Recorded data
----------------

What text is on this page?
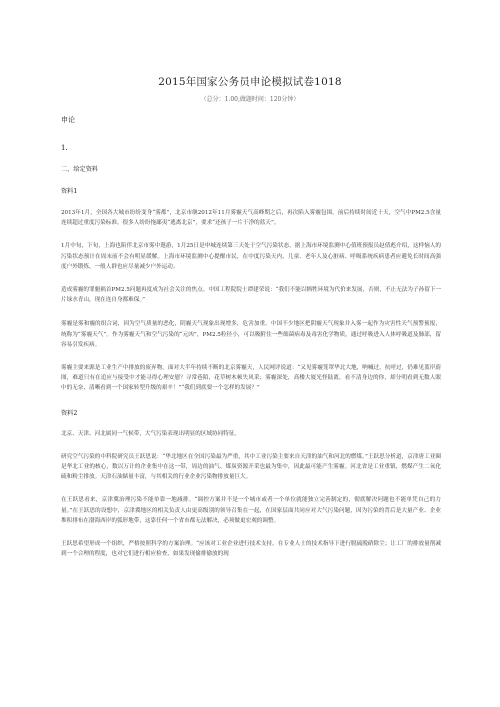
2015年国家公务员申论模拟试卷1018
（总分：1.00,做题时间：120分钟）
申论
1.
二、给定资料
资料1

2013年1月，全国各大城市纷纷变身“雾都”，北京市继2012年11月雾霾天气高峰期之后，再次陷入雾霾包围。前后持续时间近十天，空气中PM2.5含量连续超过重度污染标准。很多人纷纷拖鄙夷“逃离北京”，要求“还孩子一片干净的蓝天”。

1月中旬，下旬，上海也陷伴北京市雾中遨游，1月25日是申城连续第三天处于空气污染状态，据上海市环境监测中心值班预报员赵倩彪介绍，这样恼人的污染状态预计在周末前不会有明显缓解。上海市环境监测中心提醒市民，在中度污染天内，儿童、老年人及心脏病、呼吸系统疾病患者应避免长时间高强度户外锻炼，一般人群也应尽量减少户外运动。

造成雾霾的罪魁祸首PM2.5问题再度成为社会关注的焦点。中国工程院院士谭建荣说：“我们不能以牺牲环境为代价来发展，否则，不止无法为子孙留下一片绿水青山，现在连自身都难保。”

雾霾是雾和霾的组合词，因为空气质量的恶化，阴霾天气现象出现增多，危害加重。中国不少地区把阴霾天气现象并入雾一起作为灾害性天气预警预报，统称为“雾霾天气”。作为雾霾天气和空气污染的“元凶”，PM2.5粒径小，可以吸附住一些细菌病毒及毒害化学物质，通过呼吸进入人体呼吸道及肺部，留容易引发疾病。

雾霾主要来源是工业生产中排放的废弃物。面对大半年持续不断的北京雾霾天，人民网评说道：“又见雾霾笼罩华北大地，呐喊过，抗呼过，仍难见蓝岸蔚图，难道只有在追应与接受中才能寻得心理安慰？寻常巷陌，花草树木顿失风采；雾霾深处，高楼大厦光怪陆离，看不清身边的你，却分明看到无数人眼中的无奈，清晰看到一个国家转型升级的艰辛！”“我们到底要一个怎样的发展？”

资料2

北京、天津、河北属同一气候带，大气污染表现出明显的区域协同特征。

研究空气污染的中科院研究员王跃思说：“华北地区在全国污染最为严重，其中工业污染主要来自天津的油气和河北的燃煤。”王跃思分析道，京津唐工业圈是华北工业的核心，数以万计的企业集中在这一带，周边的油气、煤炭资源开采也最为集中，因此最可能产生雾霾。河北省是工业重镇，燃煤产生二氧化硫和粉尘排放。天津石油储量丰富，与其相关的行业企业污染物排放量巨大。

在王跃思看来，京津冀治理污染不能单靠一地减排。“调控方案并不是一个城市或者一个单位就能独立完善制定的，彻底解决问题也不能单凭自己的力量。”在王跃思的设想中，京津冀地区的相关负责人由更高级别的领导召集在一起，在国家层面共同应对大气污染问题，因为污染的背后是大量产业、企业堆积排布在渤海西岸的弧形地带，这靠任何一个省市都无法解决，必须做更宏观的调整。

王跃思希望形成一个组织，严格按照科学的方案治理。“应该对工业企业进行技术支持，在专业人士的技术指导下进行脱硫脱硝除尘；让工厂的排放量削减到一个合理的程度，也对它们进行相应检查，如果发现偷排偷放的现
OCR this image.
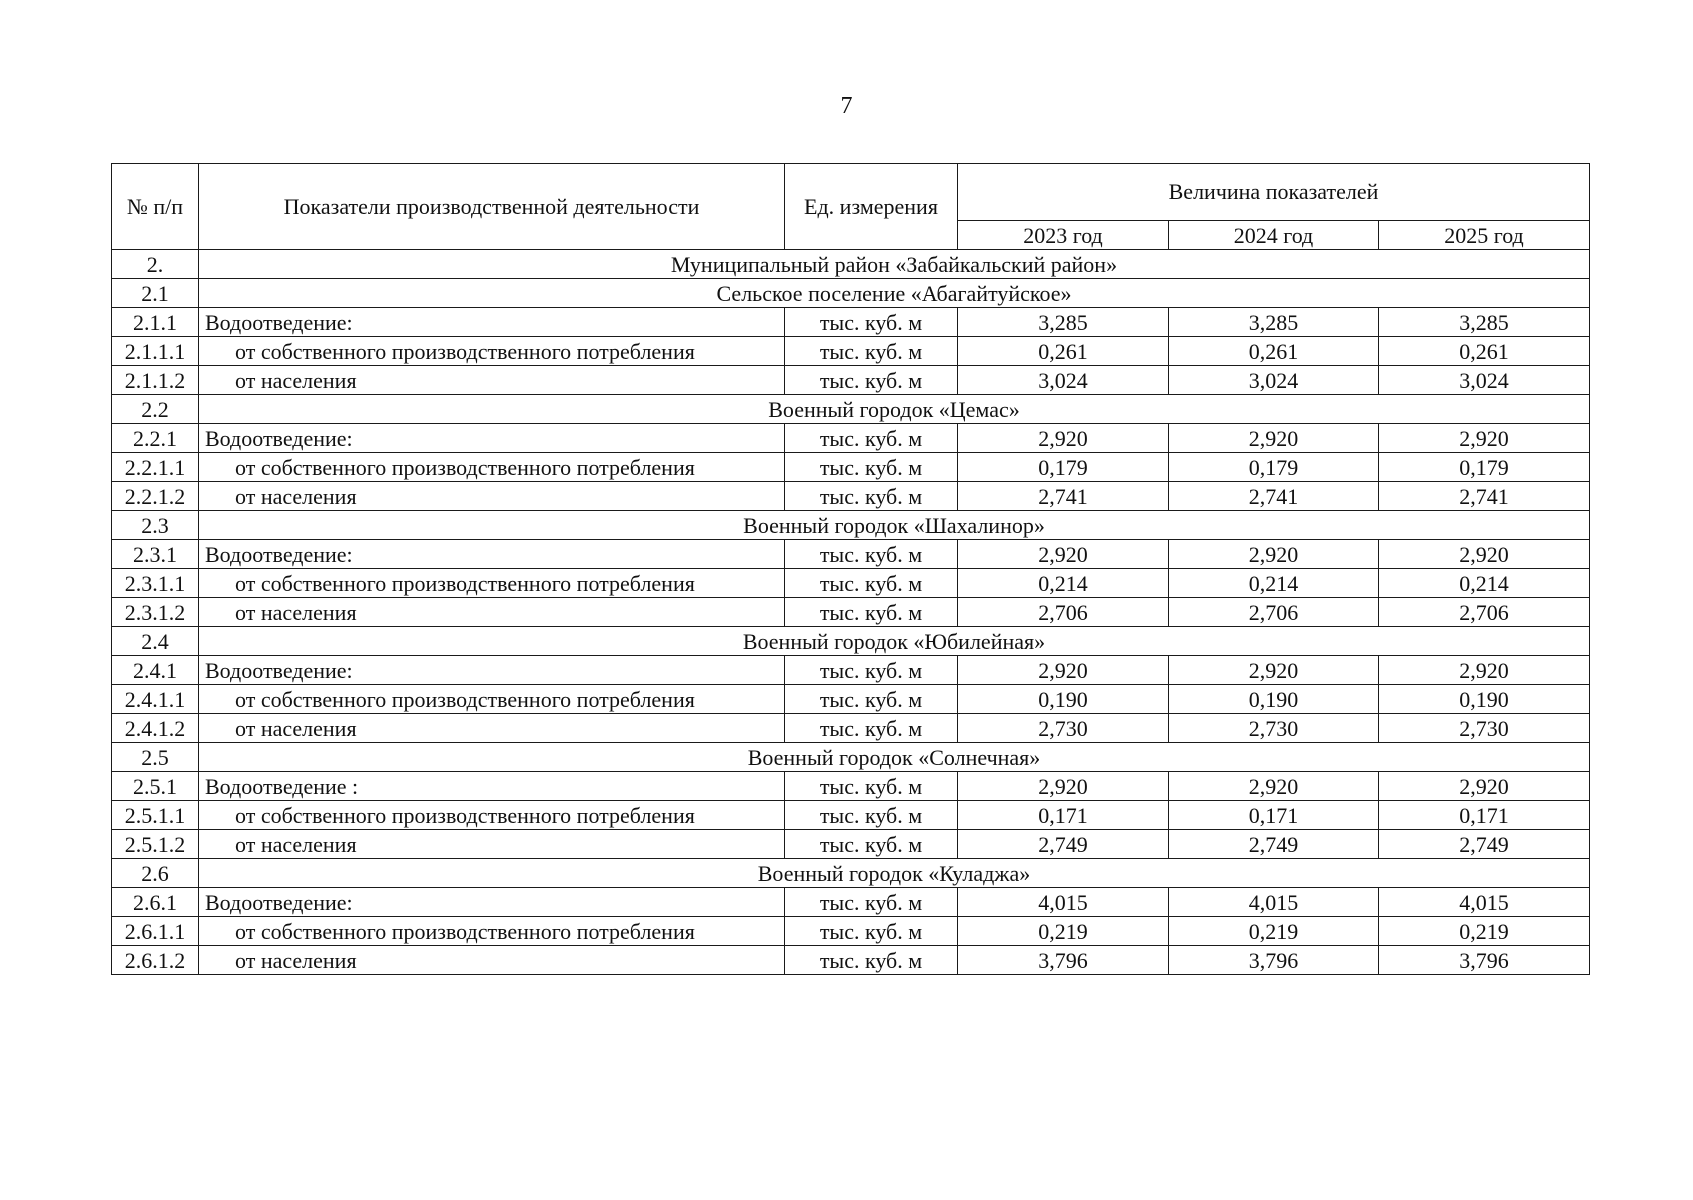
7
№ п/п	Показатели производственной деятельности	Ед. измерения	Величина показателей		
			2023 год	2024 год	2025 год
2.	Муниципальный район «Забайкальский район»				
2.1	Сельское поселение «Абагайтуйское»				
2.1.1	Водоотведение:	тыс. куб. м	3,285	3,285	3,285
2.1.1.1	от собственного производственного потребления	тыс. куб. м	0,261	0,261	0,261
2.1.1.2	от населения	тыс. куб. м	3,024	3,024	3,024
2.2	Военный городок «Цемас»				
2.2.1	Водоотведение:	тыс. куб. м	2,920	2,920	2,920
2.2.1.1	от собственного производственного потребления	тыс. куб. м	0,179	0,179	0,179
2.2.1.2	от населения	тыс. куб. м	2,741	2,741	2,741
2.3	Военный городок «Шахалинор»				
2.3.1	Водоотведение:	тыс. куб. м	2,920	2,920	2,920
2.3.1.1	от собственного производственного потребления	тыс. куб. м	0,214	0,214	0,214
2.3.1.2	от населения	тыс. куб. м	2,706	2,706	2,706
2.4	Военный городок «Юбилейная»				
2.4.1	Водоотведение:	тыс. куб. м	2,920	2,920	2,920
2.4.1.1	от собственного производственного потребления	тыс. куб. м	0,190	0,190	0,190
2.4.1.2	от населения	тыс. куб. м	2,730	2,730	2,730
2.5	Военный городок «Солнечная»				
2.5.1	Водоотведение :	тыс. куб. м	2,920	2,920	2,920
2.5.1.1	от собственного производственного потребления	тыс. куб. м	0,171	0,171	0,171
2.5.1.2	от населения	тыс. куб. м	2,749	2,749	2,749
2.6	Военный городок «Куладжа»				
2.6.1	Водоотведение:	тыс. куб. м	4,015	4,015	4,015
2.6.1.1	от собственного производственного потребления	тыс. куб. м	0,219	0,219	0,219
2.6.1.2	от населения	тыс. куб. м	3,796	3,796	3,796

----------------

### Exercise details
Filter the data, keeping only the lines that contain "Военный".

### Solution to the problem
2.2	Военный городок «Цемас»				
2.3	Военный городок «Шахалинор»				
2.4	Военный городок «Юбилейная»				
2.5	Военный городок «Солнечная»				
2.6	Военный городок «Куладжа»				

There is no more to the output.